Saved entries

....................

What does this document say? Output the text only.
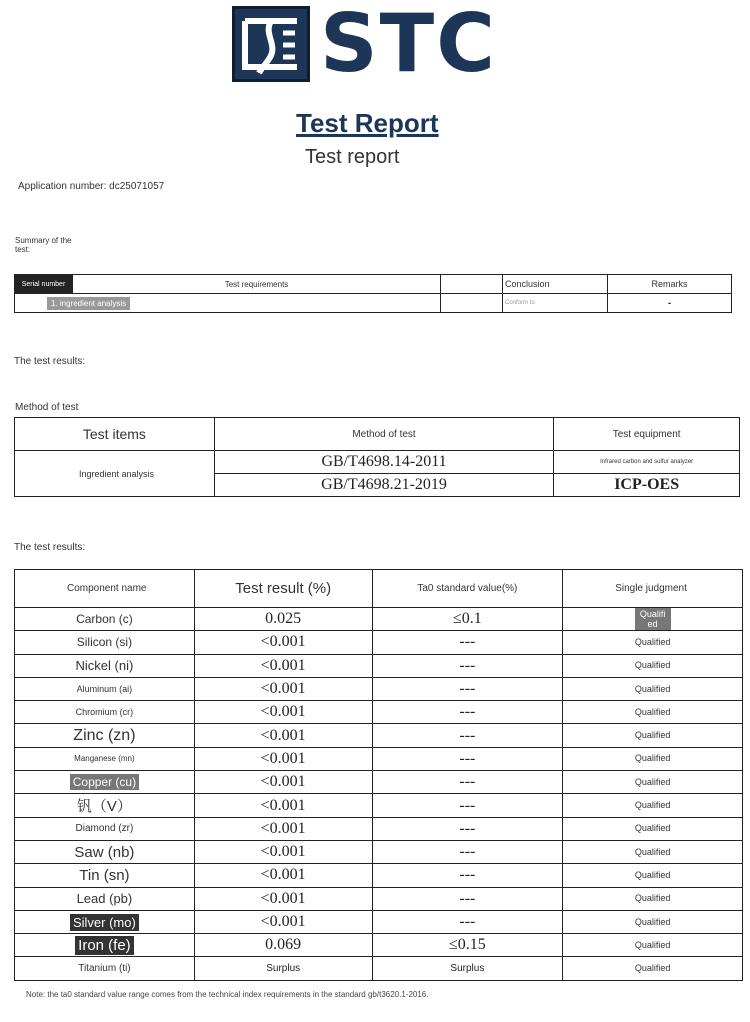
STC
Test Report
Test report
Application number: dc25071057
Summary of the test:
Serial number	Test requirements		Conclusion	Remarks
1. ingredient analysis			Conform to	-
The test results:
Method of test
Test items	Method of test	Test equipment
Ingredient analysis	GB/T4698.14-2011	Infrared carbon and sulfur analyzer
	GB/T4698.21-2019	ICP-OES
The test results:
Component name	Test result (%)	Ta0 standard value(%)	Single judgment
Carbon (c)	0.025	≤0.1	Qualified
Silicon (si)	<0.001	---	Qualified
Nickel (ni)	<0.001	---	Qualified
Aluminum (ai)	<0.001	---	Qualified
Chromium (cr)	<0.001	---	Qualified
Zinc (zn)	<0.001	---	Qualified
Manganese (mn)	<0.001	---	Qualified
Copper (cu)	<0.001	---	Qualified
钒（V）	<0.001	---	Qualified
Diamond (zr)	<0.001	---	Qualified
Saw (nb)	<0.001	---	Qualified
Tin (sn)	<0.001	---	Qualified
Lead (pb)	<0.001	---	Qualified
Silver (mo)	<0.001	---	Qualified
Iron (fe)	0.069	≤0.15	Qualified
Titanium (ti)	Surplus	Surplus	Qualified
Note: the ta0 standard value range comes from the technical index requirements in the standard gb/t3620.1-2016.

....................

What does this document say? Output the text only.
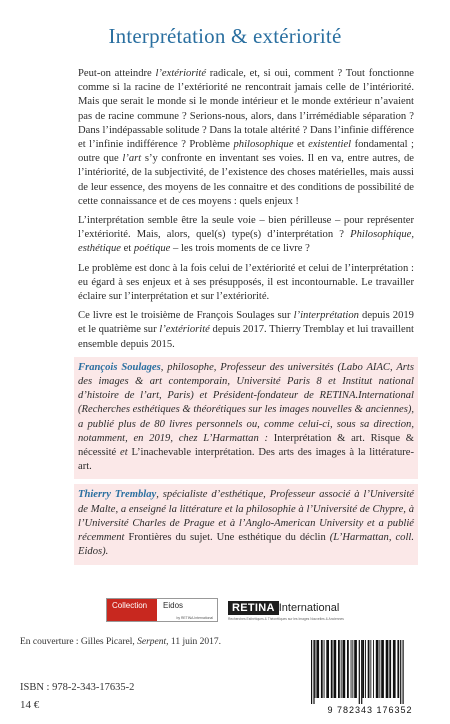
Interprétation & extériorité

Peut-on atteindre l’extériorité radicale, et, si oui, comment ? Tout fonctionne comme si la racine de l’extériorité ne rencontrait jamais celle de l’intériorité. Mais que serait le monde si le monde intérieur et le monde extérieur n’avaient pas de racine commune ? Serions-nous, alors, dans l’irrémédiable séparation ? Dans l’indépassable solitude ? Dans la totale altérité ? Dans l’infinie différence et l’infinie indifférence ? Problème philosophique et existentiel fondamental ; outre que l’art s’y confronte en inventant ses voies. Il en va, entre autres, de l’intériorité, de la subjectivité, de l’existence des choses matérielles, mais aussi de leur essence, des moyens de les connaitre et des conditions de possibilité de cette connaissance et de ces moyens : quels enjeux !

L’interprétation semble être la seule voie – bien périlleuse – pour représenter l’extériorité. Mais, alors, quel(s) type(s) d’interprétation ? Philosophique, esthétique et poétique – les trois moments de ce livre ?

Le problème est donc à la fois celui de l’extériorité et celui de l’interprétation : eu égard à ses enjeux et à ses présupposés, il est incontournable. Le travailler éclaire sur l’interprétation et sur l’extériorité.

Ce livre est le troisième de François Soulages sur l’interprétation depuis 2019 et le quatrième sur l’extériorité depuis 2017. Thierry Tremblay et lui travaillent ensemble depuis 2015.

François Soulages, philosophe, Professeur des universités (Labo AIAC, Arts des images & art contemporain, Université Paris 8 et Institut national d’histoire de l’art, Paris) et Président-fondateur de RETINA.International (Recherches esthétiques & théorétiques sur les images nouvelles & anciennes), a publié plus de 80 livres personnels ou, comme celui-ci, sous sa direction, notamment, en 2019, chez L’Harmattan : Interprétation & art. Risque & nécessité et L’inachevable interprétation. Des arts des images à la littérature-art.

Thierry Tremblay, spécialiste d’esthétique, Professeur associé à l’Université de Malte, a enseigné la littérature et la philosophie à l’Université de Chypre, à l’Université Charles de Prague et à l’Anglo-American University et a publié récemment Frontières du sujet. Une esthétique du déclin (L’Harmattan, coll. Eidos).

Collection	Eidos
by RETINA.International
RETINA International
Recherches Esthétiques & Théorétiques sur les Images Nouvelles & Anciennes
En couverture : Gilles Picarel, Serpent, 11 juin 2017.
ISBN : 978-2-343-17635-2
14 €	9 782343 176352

....................

> [Aim of the exercise]
Collect the complete line wherever the string "value" appears in the records.

> [Full solution]
Component name	Test result (%)	Ta0 standard value(%)	Single judgment
Note: the ta0 standard value range comes from the technical index requirements in the standard gb/t3620.1-2016.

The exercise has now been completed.